PROBLEM DETAILS:
List all the lines in these records that hold "Sanuto".

RECORD SET:
____

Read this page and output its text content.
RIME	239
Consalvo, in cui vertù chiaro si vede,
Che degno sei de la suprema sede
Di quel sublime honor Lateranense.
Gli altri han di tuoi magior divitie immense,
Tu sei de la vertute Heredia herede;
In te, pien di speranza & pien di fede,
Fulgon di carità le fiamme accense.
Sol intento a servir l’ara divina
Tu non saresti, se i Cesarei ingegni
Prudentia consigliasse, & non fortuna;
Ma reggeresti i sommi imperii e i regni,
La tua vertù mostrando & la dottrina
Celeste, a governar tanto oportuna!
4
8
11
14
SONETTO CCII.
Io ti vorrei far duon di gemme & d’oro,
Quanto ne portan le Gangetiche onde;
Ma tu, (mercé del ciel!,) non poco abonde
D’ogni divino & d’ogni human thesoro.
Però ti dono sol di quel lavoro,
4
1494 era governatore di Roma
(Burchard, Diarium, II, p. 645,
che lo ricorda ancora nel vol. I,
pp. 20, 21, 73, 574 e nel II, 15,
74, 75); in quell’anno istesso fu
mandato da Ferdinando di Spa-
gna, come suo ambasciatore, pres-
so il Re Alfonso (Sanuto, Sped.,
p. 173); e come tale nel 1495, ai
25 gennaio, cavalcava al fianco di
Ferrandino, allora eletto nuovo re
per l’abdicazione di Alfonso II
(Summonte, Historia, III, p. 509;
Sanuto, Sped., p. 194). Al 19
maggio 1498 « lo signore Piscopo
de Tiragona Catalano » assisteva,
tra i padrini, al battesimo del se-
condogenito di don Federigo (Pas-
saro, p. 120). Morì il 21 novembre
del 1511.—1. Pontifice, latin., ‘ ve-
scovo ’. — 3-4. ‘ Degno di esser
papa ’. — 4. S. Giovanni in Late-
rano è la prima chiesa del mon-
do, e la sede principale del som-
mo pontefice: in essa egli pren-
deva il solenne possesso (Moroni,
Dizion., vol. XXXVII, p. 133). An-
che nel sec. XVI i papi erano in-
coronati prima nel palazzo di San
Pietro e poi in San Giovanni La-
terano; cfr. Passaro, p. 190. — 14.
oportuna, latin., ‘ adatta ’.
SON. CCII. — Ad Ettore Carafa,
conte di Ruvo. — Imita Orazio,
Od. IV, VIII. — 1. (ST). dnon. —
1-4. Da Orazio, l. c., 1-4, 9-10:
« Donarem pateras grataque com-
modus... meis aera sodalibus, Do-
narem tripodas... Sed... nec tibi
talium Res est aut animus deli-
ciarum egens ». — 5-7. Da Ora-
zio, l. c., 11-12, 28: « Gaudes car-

____

SOLUTION TO THE PROBLEM:
so il Re Alfonso (Sanuto, Sped.,
Sanuto, Sped., p. 194). Al 19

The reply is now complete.